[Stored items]
######

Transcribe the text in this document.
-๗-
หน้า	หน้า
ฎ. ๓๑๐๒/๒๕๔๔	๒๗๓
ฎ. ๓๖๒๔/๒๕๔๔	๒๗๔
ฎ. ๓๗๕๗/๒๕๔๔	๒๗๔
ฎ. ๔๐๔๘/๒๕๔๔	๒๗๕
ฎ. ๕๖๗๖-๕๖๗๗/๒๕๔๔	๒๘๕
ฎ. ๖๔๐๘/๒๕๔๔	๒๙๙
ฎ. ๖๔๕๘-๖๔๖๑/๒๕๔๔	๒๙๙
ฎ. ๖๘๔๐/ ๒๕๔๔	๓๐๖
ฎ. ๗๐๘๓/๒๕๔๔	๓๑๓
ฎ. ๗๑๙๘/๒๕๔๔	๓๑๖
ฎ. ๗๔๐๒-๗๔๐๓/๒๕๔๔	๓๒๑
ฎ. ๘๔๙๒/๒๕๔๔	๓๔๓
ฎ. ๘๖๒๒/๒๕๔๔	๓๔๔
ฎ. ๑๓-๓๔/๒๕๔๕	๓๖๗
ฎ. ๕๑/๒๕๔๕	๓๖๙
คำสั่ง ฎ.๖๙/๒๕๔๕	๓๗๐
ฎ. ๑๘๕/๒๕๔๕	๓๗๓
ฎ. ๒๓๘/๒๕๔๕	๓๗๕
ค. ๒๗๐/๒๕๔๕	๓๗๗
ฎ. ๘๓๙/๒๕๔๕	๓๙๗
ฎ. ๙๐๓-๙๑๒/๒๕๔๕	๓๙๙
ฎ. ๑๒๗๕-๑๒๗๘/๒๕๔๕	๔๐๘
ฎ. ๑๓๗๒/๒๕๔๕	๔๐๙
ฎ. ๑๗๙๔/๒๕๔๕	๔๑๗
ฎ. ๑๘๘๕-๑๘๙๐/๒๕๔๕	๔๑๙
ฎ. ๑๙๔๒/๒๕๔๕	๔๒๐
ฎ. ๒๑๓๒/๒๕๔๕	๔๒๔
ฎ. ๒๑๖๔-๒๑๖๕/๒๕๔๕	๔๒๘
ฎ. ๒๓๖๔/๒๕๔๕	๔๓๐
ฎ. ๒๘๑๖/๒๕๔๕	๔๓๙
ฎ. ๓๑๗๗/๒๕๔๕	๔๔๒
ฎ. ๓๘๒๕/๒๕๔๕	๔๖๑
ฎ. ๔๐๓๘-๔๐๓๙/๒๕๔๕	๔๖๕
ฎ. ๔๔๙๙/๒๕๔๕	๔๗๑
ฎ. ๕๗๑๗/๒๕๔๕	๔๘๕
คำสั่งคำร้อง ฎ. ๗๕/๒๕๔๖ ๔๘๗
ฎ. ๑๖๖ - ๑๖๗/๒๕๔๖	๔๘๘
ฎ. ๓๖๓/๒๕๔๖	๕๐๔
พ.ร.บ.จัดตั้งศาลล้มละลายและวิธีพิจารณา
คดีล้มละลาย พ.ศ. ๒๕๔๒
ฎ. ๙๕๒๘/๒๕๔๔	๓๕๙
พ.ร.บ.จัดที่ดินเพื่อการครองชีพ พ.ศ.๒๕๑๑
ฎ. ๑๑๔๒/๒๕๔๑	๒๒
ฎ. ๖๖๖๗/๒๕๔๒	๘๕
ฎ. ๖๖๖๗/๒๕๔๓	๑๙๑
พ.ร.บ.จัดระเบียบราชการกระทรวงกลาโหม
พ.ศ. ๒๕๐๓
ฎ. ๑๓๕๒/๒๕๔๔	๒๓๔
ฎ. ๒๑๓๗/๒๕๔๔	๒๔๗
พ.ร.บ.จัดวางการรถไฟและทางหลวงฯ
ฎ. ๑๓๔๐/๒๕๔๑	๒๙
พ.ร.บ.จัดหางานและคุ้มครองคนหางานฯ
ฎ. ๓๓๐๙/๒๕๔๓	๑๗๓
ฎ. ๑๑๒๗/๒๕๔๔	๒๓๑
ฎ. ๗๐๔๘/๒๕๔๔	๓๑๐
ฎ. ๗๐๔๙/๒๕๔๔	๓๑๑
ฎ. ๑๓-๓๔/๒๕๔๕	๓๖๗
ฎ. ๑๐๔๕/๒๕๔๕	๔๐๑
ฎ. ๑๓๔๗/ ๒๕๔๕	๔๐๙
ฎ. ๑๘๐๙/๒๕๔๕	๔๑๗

######

:: Problem to solve ::
Retype each record exactly, leaving nothing out.

:: Worked solution ::
Transcribe the text in this document.
-๗-
หน้า	หน้า
ฎ. ๓๑๐๒/๒๕๔๔	๒๗๓
ฎ. ๓๖๒๔/๒๕๔๔	๒๗๔
ฎ. ๓๗๕๗/๒๕๔๔	๒๗๔
ฎ. ๔๐๔๘/๒๕๔๔	๒๗๕
ฎ. ๕๖๗๖-๕๖๗๗/๒๕๔๔	๒๘๕
ฎ. ๖๔๐๘/๒๕๔๔	๒๙๙
ฎ. ๖๔๕๘-๖๔๖๑/๒๕๔๔	๒๙๙
ฎ. ๖๘๔๐/ ๒๕๔๔	๓๐๖
ฎ. ๗๐๘๓/๒๕๔๔	๓๑๓
ฎ. ๗๑๙๘/๒๕๔๔	๓๑๖
ฎ. ๗๔๐๒-๗๔๐๓/๒๕๔๔	๓๒๑
ฎ. ๘๔๙๒/๒๕๔๔	๓๔๓
ฎ. ๘๖๒๒/๒๕๔๔	๓๔๔
ฎ. ๑๓-๓๔/๒๕๔๕	๓๖๗
ฎ. ๕๑/๒๕๔๕	๓๖๙
คำสั่ง ฎ.๖๙/๒๕๔๕	๓๗๐
ฎ. ๑๘๕/๒๕๔๕	๓๗๓
ฎ. ๒๓๘/๒๕๔๕	๓๗๕
ค. ๒๗๐/๒๕๔๕	๓๗๗
ฎ. ๘๓๙/๒๕๔๕	๓๙๗
ฎ. ๙๐๓-๙๑๒/๒๕๔๕	๓๙๙
ฎ. ๑๒๗๕-๑๒๗๘/๒๕๔๕	๔๐๘
ฎ. ๑๓๗๒/๒๕๔๕	๔๐๙
ฎ. ๑๗๙๔/๒๕๔๕	๔๑๗
ฎ. ๑๘๘๕-๑๘๙๐/๒๕๔๕	๔๑๙
ฎ. ๑๙๔๒/๒๕๔๕	๔๒๐
ฎ. ๒๑๓๒/๒๕๔๕	๔๒๔
ฎ. ๒๑๖๔-๒๑๖๕/๒๕๔๕	๔๒๘
ฎ. ๒๓๖๔/๒๕๔๕	๔๓๐
ฎ. ๒๘๑๖/๒๕๔๕	๔๓๙
ฎ. ๓๑๗๗/๒๕๔๕	๔๔๒
ฎ. ๓๘๒๕/๒๕๔๕	๔๖๑
ฎ. ๔๐๓๘-๔๐๓๙/๒๕๔๕	๔๖๕
ฎ. ๔๔๙๙/๒๕๔๕	๔๗๑
ฎ. ๕๗๑๗/๒๕๔๕	๔๘๕
คำสั่งคำร้อง ฎ. ๗๕/๒๕๔๖ ๔๘๗
ฎ. ๑๖๖ - ๑๖๗/๒๕๔๖	๔๘๘
ฎ. ๓๖๓/๒๕๔๖	๕๐๔
พ.ร.บ.จัดตั้งศาลล้มละลายและวิธีพิจารณา
คดีล้มละลาย พ.ศ. ๒๕๔๒
ฎ. ๙๕๒๘/๒๕๔๔	๓๕๙
พ.ร.บ.จัดที่ดินเพื่อการครองชีพ พ.ศ.๒๕๑๑
ฎ. ๑๑๔๒/๒๕๔๑	๒๒
ฎ. ๖๖๖๗/๒๕๔๒	๘๕
ฎ. ๖๖๖๗/๒๕๔๓	๑๙๑
พ.ร.บ.จัดระเบียบราชการกระทรวงกลาโหม
พ.ศ. ๒๕๐๓
ฎ. ๑๓๕๒/๒๕๔๔	๒๓๔
ฎ. ๒๑๓๗/๒๕๔๔	๒๔๗
พ.ร.บ.จัดวางการรถไฟและทางหลวงฯ
ฎ. ๑๓๔๐/๒๕๔๑	๒๙
พ.ร.บ.จัดหางานและคุ้มครองคนหางานฯ
ฎ. ๓๓๐๙/๒๕๔๓	๑๗๓
ฎ. ๑๑๒๗/๒๕๔๔	๒๓๑
ฎ. ๗๐๔๘/๒๕๔๔	๓๑๐
ฎ. ๗๐๔๙/๒๕๔๔	๓๑๑
ฎ. ๑๓-๓๔/๒๕๔๕	๓๖๗
ฎ. ๑๐๔๕/๒๕๔๕	๔๐๑
ฎ. ๑๓๔๗/ ๒๕๔๕	๔๐๙
ฎ. ๑๘๐๙/๒๕๔๕	๔๑๗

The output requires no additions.